*Provided data*.
——

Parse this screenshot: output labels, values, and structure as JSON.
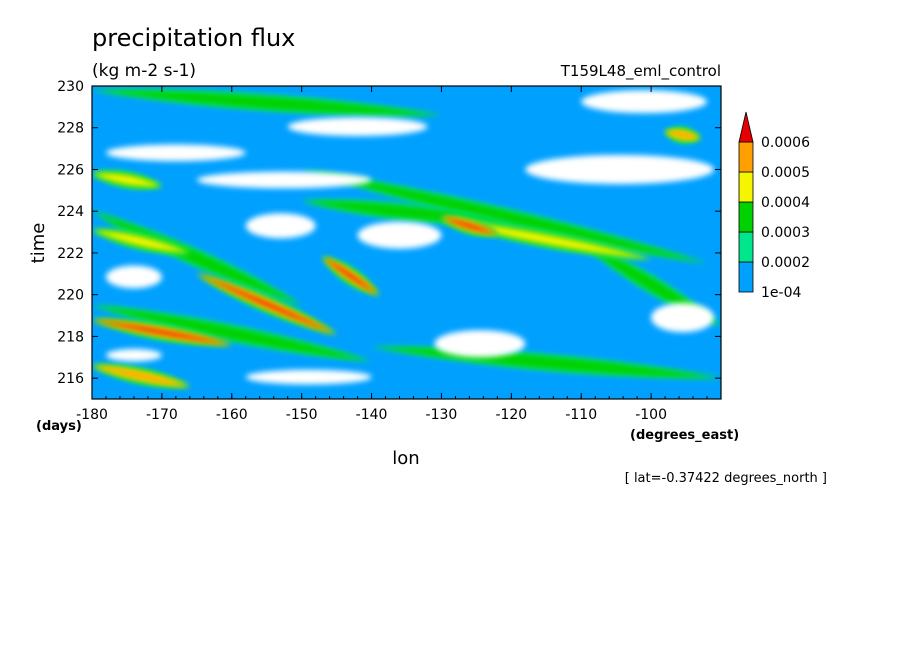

——

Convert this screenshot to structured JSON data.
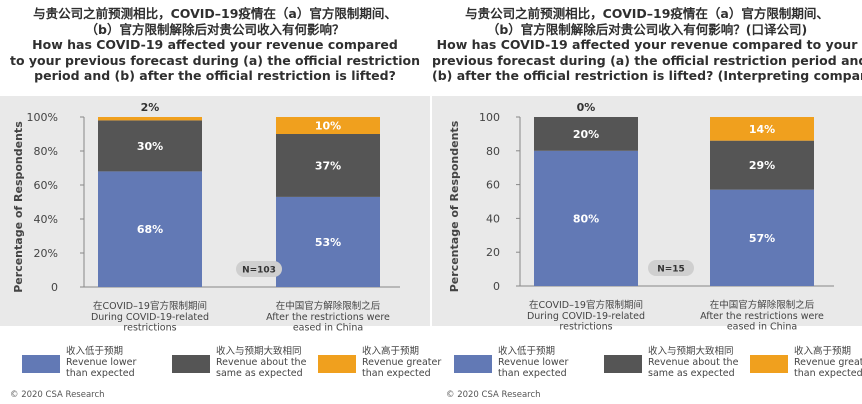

——

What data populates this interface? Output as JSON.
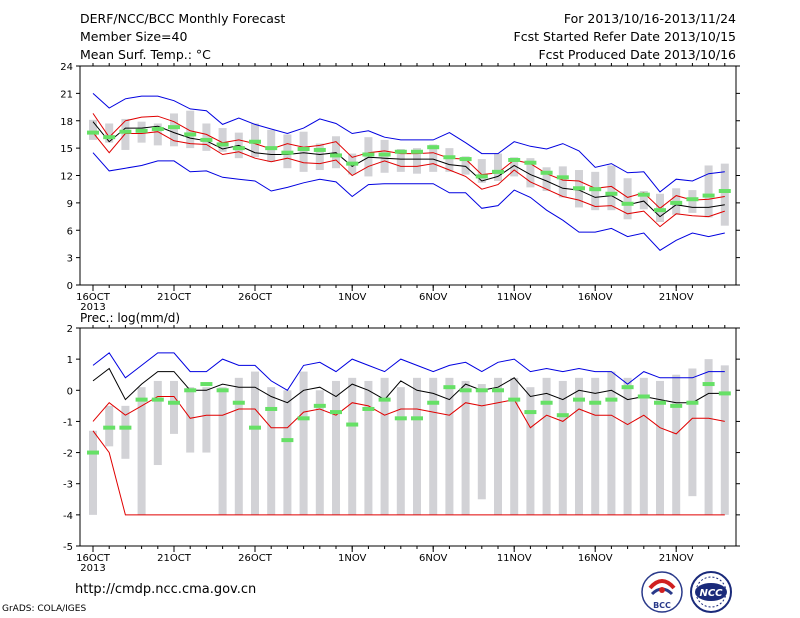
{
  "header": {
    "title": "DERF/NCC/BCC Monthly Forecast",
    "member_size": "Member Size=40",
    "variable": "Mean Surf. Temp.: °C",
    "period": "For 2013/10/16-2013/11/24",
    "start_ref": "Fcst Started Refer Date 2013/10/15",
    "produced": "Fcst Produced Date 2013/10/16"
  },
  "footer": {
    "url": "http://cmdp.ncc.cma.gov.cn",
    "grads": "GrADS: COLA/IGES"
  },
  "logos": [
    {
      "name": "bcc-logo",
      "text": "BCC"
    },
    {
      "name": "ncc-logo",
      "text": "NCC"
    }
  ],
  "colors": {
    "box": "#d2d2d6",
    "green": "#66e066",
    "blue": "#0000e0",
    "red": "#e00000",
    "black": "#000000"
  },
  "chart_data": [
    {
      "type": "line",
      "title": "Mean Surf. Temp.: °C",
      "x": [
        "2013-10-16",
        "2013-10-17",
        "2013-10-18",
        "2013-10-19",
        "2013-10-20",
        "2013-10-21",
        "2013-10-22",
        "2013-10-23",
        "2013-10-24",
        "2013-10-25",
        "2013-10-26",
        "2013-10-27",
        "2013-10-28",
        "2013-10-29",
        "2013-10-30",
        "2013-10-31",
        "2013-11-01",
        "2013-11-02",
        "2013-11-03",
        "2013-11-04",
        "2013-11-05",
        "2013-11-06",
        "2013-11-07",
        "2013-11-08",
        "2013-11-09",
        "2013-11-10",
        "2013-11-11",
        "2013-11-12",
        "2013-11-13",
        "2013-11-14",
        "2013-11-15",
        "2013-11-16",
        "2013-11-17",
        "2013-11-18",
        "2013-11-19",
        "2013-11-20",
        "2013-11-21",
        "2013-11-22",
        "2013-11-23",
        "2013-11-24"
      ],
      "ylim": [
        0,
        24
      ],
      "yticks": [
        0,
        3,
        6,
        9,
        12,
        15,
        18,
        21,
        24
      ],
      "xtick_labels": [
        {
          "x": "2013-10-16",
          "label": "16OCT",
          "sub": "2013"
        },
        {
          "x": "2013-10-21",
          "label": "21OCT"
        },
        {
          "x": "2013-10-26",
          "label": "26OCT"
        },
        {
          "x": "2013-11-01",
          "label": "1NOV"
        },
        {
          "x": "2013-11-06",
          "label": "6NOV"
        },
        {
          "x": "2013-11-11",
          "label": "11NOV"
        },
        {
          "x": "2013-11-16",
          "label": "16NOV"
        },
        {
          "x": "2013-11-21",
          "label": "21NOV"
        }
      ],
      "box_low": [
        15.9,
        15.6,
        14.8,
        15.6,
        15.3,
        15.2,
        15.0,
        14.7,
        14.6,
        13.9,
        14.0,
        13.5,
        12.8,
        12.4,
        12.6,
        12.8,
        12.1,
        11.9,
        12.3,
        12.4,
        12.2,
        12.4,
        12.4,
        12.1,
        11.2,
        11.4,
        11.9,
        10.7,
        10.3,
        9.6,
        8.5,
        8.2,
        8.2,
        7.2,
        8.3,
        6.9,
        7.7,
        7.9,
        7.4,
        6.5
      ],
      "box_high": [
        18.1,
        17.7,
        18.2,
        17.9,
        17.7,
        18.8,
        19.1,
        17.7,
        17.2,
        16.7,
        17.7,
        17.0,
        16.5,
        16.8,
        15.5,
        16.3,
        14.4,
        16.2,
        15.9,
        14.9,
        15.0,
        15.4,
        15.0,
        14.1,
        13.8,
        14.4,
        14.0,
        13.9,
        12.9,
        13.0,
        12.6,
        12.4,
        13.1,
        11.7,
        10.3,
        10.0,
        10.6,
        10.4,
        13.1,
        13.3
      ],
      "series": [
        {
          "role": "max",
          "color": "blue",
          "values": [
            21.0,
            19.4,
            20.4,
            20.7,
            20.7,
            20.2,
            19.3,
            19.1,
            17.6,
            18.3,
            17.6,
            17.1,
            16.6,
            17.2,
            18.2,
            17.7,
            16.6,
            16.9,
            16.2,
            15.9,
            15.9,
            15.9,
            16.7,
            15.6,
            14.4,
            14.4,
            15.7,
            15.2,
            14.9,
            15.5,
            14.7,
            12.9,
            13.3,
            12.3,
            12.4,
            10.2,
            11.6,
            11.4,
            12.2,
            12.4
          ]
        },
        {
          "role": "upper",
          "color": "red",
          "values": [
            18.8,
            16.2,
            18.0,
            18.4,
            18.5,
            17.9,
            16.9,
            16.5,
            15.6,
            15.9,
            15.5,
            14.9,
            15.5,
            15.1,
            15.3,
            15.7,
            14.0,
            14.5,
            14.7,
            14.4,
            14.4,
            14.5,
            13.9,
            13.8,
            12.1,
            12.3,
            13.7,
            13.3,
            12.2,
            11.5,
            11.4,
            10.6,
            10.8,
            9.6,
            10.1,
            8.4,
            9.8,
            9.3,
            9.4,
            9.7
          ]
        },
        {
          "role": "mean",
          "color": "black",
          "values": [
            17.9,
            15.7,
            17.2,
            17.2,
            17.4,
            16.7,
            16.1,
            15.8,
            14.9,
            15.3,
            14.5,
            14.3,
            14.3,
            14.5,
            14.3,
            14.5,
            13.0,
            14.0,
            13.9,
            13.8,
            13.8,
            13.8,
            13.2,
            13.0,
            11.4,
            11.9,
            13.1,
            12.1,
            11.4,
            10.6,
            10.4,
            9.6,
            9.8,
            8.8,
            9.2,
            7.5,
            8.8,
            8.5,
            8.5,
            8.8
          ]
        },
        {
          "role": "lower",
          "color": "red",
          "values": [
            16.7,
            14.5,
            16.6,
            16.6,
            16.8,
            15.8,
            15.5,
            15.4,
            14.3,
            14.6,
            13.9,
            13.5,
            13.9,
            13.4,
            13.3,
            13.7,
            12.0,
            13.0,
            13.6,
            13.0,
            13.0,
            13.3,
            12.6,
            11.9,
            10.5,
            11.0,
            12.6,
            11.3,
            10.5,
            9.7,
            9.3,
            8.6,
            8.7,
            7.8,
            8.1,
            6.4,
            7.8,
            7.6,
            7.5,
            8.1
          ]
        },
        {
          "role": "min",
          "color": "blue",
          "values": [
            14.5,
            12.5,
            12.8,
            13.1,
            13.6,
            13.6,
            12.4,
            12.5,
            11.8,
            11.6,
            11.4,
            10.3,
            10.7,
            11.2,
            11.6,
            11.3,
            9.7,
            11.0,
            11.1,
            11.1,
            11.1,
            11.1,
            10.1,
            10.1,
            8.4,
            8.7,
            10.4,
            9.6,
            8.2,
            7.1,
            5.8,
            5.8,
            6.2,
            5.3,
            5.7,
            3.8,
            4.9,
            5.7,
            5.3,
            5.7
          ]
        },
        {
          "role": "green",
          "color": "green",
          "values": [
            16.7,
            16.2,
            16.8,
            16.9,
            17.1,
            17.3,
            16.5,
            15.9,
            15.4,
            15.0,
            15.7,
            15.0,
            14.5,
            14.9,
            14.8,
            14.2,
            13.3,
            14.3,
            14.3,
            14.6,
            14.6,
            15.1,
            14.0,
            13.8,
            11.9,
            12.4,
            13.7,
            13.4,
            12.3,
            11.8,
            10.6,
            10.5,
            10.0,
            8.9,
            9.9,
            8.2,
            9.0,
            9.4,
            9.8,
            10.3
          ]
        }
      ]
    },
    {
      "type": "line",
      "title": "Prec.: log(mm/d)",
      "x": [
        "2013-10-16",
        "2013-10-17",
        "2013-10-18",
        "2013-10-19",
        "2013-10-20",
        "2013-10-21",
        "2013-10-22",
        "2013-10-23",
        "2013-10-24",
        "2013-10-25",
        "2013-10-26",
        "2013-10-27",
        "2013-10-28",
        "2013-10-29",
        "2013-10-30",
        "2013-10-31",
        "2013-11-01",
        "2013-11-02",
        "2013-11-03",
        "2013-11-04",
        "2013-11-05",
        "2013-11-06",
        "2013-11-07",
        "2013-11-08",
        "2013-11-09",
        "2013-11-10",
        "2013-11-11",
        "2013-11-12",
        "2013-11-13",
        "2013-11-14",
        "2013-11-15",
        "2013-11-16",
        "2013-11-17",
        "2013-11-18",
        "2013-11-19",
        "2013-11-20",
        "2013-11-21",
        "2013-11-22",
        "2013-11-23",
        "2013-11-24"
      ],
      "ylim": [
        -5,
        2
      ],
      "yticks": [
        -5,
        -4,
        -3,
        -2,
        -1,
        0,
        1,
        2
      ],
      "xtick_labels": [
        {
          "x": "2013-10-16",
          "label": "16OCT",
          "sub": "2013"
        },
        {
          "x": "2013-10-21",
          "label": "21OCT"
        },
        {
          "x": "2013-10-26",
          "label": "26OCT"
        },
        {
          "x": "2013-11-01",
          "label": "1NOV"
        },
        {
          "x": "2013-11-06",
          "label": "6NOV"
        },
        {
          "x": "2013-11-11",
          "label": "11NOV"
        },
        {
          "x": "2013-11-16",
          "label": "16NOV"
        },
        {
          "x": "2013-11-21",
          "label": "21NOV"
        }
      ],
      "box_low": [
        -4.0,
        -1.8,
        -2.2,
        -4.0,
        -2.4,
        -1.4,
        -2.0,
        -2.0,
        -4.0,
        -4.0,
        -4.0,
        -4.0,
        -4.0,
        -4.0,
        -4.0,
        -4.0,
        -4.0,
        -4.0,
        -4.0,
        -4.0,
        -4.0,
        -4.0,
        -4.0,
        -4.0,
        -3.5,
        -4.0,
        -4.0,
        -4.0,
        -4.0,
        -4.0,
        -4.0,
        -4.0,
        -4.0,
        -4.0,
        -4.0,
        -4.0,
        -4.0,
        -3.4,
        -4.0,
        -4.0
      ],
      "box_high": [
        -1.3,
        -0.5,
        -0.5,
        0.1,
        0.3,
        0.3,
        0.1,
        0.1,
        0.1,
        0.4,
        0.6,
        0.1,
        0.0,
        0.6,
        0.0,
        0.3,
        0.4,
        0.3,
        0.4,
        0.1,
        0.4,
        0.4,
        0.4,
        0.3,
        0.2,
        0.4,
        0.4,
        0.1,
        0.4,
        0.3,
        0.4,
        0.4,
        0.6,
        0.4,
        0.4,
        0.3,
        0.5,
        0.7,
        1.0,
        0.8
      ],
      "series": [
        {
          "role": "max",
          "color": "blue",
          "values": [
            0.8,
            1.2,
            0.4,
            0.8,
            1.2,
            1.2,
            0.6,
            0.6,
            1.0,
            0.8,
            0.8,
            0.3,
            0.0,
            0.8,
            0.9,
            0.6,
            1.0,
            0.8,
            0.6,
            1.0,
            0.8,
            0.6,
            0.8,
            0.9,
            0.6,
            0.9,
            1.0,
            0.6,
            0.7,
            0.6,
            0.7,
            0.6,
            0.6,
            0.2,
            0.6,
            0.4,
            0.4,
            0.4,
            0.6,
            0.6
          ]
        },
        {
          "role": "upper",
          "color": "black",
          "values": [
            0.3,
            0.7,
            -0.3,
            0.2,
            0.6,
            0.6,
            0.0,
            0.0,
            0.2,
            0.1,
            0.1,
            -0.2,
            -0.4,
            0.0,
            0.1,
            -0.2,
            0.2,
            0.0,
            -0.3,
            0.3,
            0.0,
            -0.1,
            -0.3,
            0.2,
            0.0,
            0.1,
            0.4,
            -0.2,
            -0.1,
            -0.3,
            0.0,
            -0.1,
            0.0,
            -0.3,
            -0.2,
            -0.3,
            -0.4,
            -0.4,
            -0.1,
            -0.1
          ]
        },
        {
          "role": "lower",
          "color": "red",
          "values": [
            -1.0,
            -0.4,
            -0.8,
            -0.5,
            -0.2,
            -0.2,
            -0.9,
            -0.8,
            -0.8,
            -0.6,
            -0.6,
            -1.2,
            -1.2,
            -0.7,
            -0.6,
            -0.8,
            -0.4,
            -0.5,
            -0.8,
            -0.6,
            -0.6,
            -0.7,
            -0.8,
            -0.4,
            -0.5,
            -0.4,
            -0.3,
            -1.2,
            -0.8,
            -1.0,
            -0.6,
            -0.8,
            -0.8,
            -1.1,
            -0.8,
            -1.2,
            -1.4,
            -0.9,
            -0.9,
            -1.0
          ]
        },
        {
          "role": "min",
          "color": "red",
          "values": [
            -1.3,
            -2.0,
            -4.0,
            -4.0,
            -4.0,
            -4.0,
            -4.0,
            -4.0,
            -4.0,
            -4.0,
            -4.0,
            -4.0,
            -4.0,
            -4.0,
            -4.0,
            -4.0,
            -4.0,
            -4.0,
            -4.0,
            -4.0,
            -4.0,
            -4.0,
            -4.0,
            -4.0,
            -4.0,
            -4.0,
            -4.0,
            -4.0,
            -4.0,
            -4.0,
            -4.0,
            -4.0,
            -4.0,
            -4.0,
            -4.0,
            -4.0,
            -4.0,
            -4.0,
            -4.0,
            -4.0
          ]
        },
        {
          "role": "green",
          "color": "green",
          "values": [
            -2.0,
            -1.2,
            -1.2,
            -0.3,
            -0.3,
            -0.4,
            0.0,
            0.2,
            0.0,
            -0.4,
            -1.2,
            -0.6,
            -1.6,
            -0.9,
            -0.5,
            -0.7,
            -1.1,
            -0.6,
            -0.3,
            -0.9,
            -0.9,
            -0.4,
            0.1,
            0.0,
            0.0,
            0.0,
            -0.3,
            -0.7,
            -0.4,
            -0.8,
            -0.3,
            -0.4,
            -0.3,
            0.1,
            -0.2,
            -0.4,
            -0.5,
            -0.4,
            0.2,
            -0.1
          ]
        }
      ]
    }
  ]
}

——

*Stated task*.
From the data, pick out every line that includes "screenshot".

*Written solution*.
Parse this screenshot: output labels, values, and structure as JSON.
Convert this screenshot to structured JSON data.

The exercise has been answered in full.